— Begin Data —
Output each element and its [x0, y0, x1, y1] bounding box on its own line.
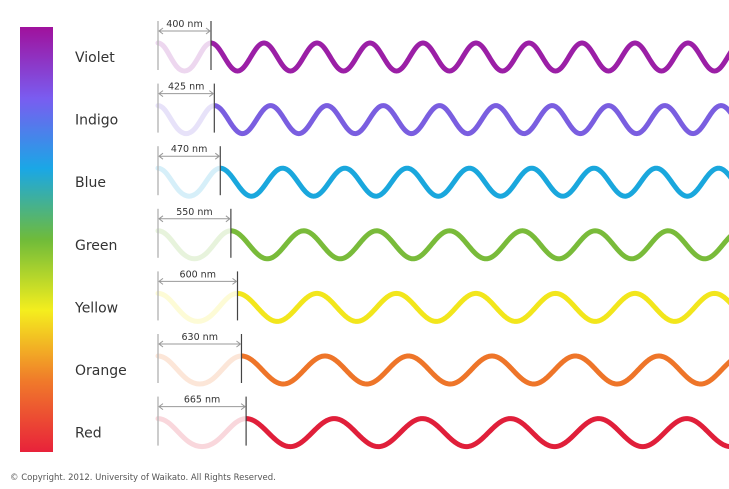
wavelength-arrow-blue: [158, 152, 221, 160]
wave-first-cycle-violet: [155, 40, 214, 74]
wavelength-label-blue: 470 nm: [171, 144, 207, 155]
band-label-violet: Violet: [75, 50, 115, 66]
wave-first-cycle-orange: [155, 353, 244, 387]
spectrum-gradient-bar: [20, 27, 53, 452]
wavelength-label-yellow: 600 nm: [180, 269, 216, 280]
wave-blue: [218, 165, 729, 199]
band-label-orange: Orange: [75, 363, 127, 379]
wavelength-label-violet: 400 nm: [166, 19, 202, 30]
band-orange: Orange 630 nm: [75, 332, 729, 387]
wave-violet: [209, 40, 729, 74]
wavelength-arrow-yellow: [158, 278, 238, 285]
band-blue: Blue 470 nm: [75, 144, 729, 199]
wave-yellow: [236, 290, 729, 324]
band-violet: Violet 400 nm: [75, 19, 729, 74]
wavelength-arrow-violet: [158, 27, 211, 35]
wave-indigo: [212, 103, 729, 137]
band-label-blue: Blue: [75, 175, 106, 191]
band-red: Red 665 nm: [75, 395, 729, 450]
wavelength-label-orange: 630 nm: [182, 332, 218, 343]
band-label-indigo: Indigo: [75, 113, 118, 129]
band-label-green: Green: [75, 238, 117, 254]
wavelength-arrow-green: [158, 215, 231, 223]
wavelength-label-indigo: 425 nm: [168, 82, 204, 93]
wave-first-cycle-blue: [155, 165, 223, 199]
band-label-yellow: Yellow: [74, 300, 118, 316]
wavelength-arrow-indigo: [158, 90, 215, 97]
band-yellow: Yellow 600 nm: [74, 269, 729, 324]
wavelength-label-red: 665 nm: [184, 395, 220, 406]
wave-first-cycle-indigo: [155, 103, 217, 137]
wavelength-arrow-red: [158, 403, 246, 410]
wave-red: [244, 416, 729, 450]
wave-orange: [240, 353, 729, 387]
band-green: Green 550 nm: [75, 207, 729, 262]
band-label-red: Red: [75, 426, 102, 442]
band-indigo: Indigo 425 nm: [75, 82, 729, 137]
wave-green: [229, 228, 729, 262]
wave-first-cycle-green: [155, 228, 234, 262]
wavelength-arrow-orange: [158, 340, 242, 348]
wavelength-label-green: 550 nm: [176, 207, 212, 218]
wave-first-cycle-yellow: [155, 290, 240, 324]
copyright-notice: © Copyright. 2012. University of Waikato…: [10, 473, 276, 483]
wave-first-cycle-red: [155, 416, 249, 450]
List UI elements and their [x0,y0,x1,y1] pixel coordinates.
— End Data —
**Prompt:** Return all the lines in the records exactly as they appear, without the pictures.

**Task answer:**
Output each element and its [x0, y0, x1, y1] bounding box on its own line.
wavelength-arrow-blue: [158, 152, 221, 160]
wave-first-cycle-violet: [155, 40, 214, 74]
wavelength-label-blue: 470 nm: [171, 144, 207, 155]
band-label-violet: Violet: [75, 50, 115, 66]
wave-first-cycle-orange: [155, 353, 244, 387]
spectrum-gradient-bar: [20, 27, 53, 452]
wavelength-label-yellow: 600 nm: [180, 269, 216, 280]
wave-blue: [218, 165, 729, 199]
band-label-orange: Orange: [75, 363, 127, 379]
wavelength-label-violet: 400 nm: [166, 19, 202, 30]
band-orange: Orange 630 nm: [75, 332, 729, 387]
wave-violet: [209, 40, 729, 74]
wavelength-arrow-yellow: [158, 278, 238, 285]
band-blue: Blue 470 nm: [75, 144, 729, 199]
wave-yellow: [236, 290, 729, 324]
band-violet: Violet 400 nm: [75, 19, 729, 74]
wavelength-arrow-violet: [158, 27, 211, 35]
wave-indigo: [212, 103, 729, 137]
band-label-blue: Blue: [75, 175, 106, 191]
band-red: Red 665 nm: [75, 395, 729, 450]
wavelength-label-orange: 630 nm: [182, 332, 218, 343]
band-label-indigo: Indigo: [75, 113, 118, 129]
band-label-green: Green: [75, 238, 117, 254]
wavelength-arrow-green: [158, 215, 231, 223]
wavelength-label-indigo: 425 nm: [168, 82, 204, 93]
wave-first-cycle-blue: [155, 165, 223, 199]
band-label-yellow: Yellow: [74, 300, 118, 316]
wavelength-arrow-indigo: [158, 90, 215, 97]
band-yellow: Yellow 600 nm: [74, 269, 729, 324]
wavelength-label-red: 665 nm: [184, 395, 220, 406]
wave-first-cycle-indigo: [155, 103, 217, 137]
wavelength-arrow-red: [158, 403, 246, 410]
wave-red: [244, 416, 729, 450]
wave-orange: [240, 353, 729, 387]
band-green: Green 550 nm: [75, 207, 729, 262]
band-label-red: Red: [75, 426, 102, 442]
band-indigo: Indigo 425 nm: [75, 82, 729, 137]
wave-green: [229, 228, 729, 262]
wave-first-cycle-green: [155, 228, 234, 262]
wavelength-arrow-orange: [158, 340, 242, 348]
wavelength-label-green: 550 nm: [176, 207, 212, 218]
wave-first-cycle-yellow: [155, 290, 240, 324]
copyright-notice: © Copyright. 2012. University of Waikato…: [10, 473, 276, 483]
wave-first-cycle-red: [155, 416, 249, 450]
List UI elements and their [x0,y0,x1,y1] pixel coordinates.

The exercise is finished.